■ Work to do:
Each line of the material below should be reproduced exactly.

Stored entries
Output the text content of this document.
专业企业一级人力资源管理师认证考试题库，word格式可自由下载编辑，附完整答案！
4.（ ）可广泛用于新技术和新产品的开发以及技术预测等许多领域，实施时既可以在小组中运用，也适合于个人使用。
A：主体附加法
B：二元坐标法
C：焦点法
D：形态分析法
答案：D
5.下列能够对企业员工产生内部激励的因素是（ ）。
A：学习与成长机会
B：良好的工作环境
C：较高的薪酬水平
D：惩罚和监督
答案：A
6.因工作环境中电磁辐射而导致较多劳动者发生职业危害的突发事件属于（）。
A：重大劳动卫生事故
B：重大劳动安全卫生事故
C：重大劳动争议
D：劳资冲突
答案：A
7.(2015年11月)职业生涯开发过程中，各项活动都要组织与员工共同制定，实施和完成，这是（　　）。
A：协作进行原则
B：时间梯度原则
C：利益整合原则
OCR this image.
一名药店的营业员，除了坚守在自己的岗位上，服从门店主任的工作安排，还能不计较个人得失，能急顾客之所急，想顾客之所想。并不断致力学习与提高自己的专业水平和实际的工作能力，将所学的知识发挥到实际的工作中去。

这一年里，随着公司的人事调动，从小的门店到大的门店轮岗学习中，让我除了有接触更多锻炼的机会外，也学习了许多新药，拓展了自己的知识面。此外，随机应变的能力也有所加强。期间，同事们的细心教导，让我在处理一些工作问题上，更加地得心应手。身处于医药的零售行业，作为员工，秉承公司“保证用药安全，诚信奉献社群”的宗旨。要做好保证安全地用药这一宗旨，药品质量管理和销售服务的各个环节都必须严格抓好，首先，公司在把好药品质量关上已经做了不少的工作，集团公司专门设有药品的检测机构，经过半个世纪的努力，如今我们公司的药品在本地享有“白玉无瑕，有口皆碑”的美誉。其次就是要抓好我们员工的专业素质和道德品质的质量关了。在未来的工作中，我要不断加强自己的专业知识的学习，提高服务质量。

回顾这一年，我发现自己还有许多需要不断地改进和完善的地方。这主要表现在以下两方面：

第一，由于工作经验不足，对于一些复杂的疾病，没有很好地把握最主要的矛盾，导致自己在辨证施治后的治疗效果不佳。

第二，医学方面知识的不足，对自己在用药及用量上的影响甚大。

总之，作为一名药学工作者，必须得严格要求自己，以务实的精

■ Result for this task:
Output the text content of this document.
专业企业一级人力资源管理师认证考试题库，word格式可自由下载编辑，附完整答案！
4.（ ）可广泛用于新技术和新产品的开发以及技术预测等许多领域，实施时既可以在小组中运用，也适合于个人使用。
A：主体附加法
B：二元坐标法
C：焦点法
D：形态分析法
答案：D
5.下列能够对企业员工产生内部激励的因素是（ ）。
A：学习与成长机会
B：良好的工作环境
C：较高的薪酬水平
D：惩罚和监督
答案：A
6.因工作环境中电磁辐射而导致较多劳动者发生职业危害的突发事件属于（）。
A：重大劳动卫生事故
B：重大劳动安全卫生事故
C：重大劳动争议
D：劳资冲突
答案：A
7.(2015年11月)职业生涯开发过程中，各项活动都要组织与员工共同制定，实施和完成，这是（　　）。
A：协作进行原则
B：时间梯度原则
C：利益整合原则
OCR this image.
一名药店的营业员，除了坚守在自己的岗位上，服从门店主任的工作安排，还能不计较个人得失，能急顾客之所急，想顾客之所想。并不断致力学习与提高自己的专业水平和实际的工作能力，将所学的知识发挥到实际的工作中去。

这一年里，随着公司的人事调动，从小的门店到大的门店轮岗学习中，让我除了有接触更多锻炼的机会外，也学习了许多新药，拓展了自己的知识面。此外，随机应变的能力也有所加强。期间，同事们的细心教导，让我在处理一些工作问题上，更加地得心应手。身处于医药的零售行业，作为员工，秉承公司“保证用药安全，诚信奉献社群”的宗旨。要做好保证安全地用药这一宗旨，药品质量管理和销售服务的各个环节都必须严格抓好，首先，公司在把好药品质量关上已经做了不少的工作，集团公司专门设有药品的检测机构，经过半个世纪的努力，如今我们公司的药品在本地享有“白玉无瑕，有口皆碑”的美誉。其次就是要抓好我们员工的专业素质和道德品质的质量关了。在未来的工作中，我要不断加强自己的专业知识的学习，提高服务质量。

回顾这一年，我发现自己还有许多需要不断地改进和完善的地方。这主要表现在以下两方面：

第一，由于工作经验不足，对于一些复杂的疾病，没有很好地把握最主要的矛盾，导致自己在辨证施治后的治疗效果不佳。

第二，医学方面知识的不足，对自己在用药及用量上的影响甚大。

总之，作为一名药学工作者，必须得严格要求自己，以务实的精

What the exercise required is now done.